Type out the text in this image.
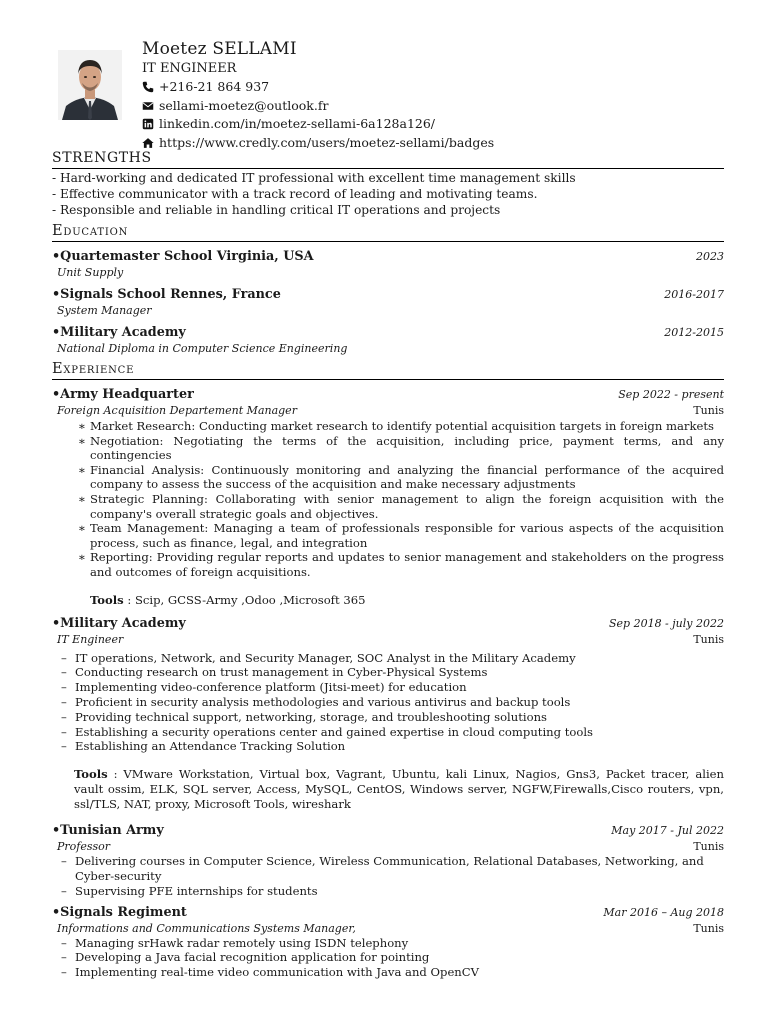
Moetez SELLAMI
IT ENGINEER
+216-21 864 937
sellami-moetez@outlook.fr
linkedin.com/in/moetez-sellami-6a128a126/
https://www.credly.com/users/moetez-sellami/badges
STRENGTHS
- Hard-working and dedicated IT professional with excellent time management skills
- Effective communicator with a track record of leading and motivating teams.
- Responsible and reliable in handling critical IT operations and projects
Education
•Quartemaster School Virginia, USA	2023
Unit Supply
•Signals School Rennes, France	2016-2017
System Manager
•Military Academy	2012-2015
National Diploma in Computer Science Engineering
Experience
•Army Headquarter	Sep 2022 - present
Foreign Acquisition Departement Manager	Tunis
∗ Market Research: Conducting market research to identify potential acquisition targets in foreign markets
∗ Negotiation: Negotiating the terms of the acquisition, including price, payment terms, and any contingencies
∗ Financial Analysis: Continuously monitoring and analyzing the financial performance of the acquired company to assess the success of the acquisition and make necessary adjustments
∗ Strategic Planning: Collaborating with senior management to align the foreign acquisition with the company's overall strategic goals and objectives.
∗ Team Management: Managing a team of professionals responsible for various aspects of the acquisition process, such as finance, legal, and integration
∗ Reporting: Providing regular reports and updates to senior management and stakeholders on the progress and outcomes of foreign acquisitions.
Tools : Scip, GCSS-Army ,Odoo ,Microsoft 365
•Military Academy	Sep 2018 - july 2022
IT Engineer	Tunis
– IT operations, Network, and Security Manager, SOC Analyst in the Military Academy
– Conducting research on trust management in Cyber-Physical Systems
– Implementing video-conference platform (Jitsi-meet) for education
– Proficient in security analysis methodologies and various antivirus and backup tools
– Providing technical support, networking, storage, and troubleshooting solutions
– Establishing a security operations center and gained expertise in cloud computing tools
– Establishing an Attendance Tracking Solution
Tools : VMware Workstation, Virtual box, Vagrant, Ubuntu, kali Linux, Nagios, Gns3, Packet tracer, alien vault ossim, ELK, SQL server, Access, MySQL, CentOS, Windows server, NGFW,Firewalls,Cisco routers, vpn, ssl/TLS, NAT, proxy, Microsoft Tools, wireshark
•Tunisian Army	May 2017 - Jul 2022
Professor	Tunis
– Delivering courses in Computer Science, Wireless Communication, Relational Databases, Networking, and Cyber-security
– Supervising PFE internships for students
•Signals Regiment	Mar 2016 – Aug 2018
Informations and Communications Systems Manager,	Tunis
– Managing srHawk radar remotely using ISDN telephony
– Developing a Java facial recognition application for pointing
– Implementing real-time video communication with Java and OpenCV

================================

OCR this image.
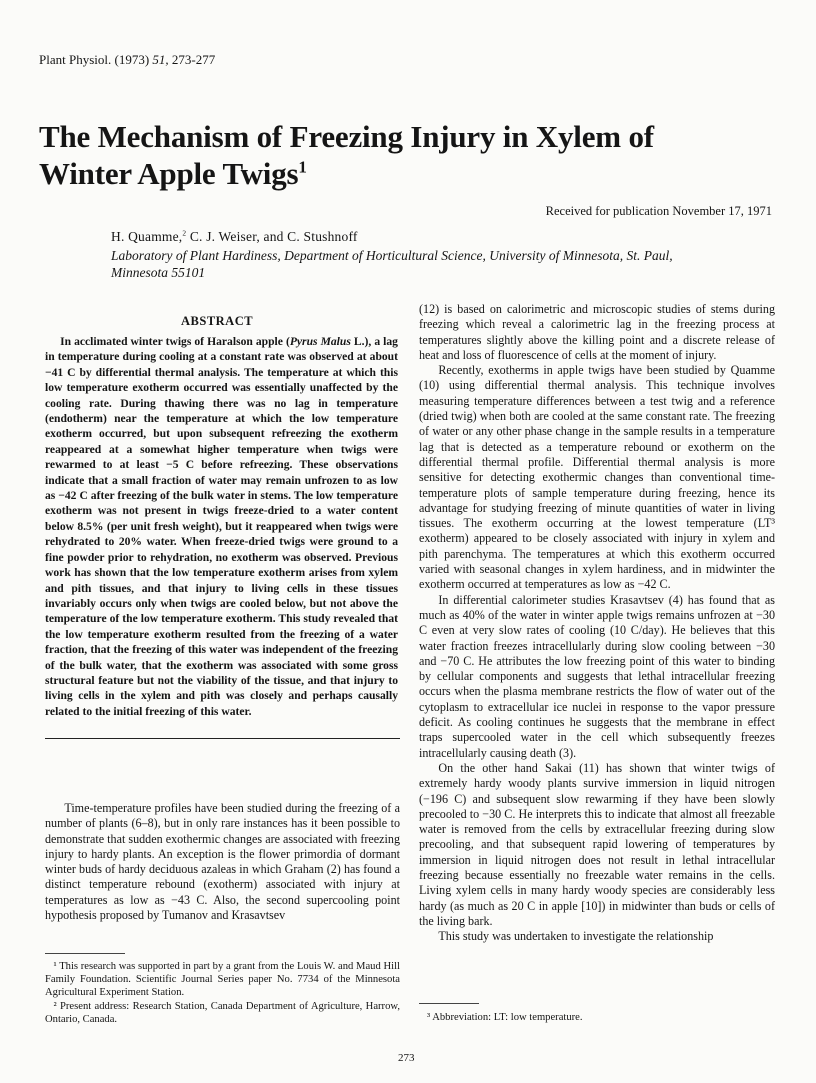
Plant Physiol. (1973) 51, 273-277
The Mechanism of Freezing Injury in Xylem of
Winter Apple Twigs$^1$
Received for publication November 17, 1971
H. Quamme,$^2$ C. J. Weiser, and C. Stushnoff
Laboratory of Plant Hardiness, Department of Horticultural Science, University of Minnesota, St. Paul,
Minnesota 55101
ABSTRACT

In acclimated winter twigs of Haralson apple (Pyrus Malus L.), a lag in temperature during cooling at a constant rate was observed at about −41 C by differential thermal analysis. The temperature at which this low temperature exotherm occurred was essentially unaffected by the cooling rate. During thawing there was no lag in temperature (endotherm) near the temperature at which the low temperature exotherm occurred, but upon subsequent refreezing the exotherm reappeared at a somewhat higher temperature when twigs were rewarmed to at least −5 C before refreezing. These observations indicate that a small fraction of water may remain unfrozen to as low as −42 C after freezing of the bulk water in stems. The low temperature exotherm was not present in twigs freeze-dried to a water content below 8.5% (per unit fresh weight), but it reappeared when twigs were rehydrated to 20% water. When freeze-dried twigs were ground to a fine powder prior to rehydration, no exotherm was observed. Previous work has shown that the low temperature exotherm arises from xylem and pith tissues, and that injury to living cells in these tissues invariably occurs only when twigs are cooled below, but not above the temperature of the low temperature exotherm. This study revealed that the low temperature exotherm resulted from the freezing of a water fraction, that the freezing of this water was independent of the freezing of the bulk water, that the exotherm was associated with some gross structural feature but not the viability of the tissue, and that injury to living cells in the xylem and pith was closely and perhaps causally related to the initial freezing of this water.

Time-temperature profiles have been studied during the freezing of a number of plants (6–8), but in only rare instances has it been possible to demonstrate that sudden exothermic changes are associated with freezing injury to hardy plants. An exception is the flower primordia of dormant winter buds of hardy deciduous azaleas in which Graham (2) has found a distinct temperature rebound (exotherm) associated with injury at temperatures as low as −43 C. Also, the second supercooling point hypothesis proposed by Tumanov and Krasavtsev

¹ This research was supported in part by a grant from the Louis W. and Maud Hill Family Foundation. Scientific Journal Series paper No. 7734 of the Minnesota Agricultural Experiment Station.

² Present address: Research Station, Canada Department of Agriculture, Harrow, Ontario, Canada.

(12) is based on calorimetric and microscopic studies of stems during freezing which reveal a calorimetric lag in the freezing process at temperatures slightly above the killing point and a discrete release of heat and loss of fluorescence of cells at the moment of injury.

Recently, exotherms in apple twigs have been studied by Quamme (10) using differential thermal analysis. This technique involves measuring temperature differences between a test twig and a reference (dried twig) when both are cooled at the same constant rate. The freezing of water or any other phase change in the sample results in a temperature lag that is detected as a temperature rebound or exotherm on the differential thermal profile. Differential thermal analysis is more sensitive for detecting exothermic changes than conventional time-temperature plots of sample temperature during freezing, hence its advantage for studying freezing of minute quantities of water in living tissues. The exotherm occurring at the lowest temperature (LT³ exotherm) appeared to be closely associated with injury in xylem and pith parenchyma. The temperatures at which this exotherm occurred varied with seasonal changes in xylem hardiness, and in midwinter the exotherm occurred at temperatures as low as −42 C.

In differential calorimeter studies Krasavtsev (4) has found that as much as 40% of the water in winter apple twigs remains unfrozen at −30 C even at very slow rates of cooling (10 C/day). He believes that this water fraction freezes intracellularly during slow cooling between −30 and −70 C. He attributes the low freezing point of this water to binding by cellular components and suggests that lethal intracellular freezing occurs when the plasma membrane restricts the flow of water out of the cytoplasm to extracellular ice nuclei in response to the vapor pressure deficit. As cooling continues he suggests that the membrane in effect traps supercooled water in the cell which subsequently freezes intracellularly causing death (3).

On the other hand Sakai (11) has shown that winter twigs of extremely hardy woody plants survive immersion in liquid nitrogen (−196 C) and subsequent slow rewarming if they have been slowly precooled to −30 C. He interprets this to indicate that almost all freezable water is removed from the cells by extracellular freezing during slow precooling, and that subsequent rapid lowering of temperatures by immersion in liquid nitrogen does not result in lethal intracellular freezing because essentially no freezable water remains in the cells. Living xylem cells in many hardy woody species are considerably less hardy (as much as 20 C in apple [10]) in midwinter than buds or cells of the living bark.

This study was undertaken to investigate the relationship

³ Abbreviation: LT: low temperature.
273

================================

- [WHAT THE EXERCISE ASKS]:
All lines of the listing that contain the word "Conducting" should be copied out.

- [EXERCISE ANSWER]:
∗ Market Research: Conducting market research to identify potential acquisition targets in foreign markets
– Conducting research on trust management in Cyber-Physical Systems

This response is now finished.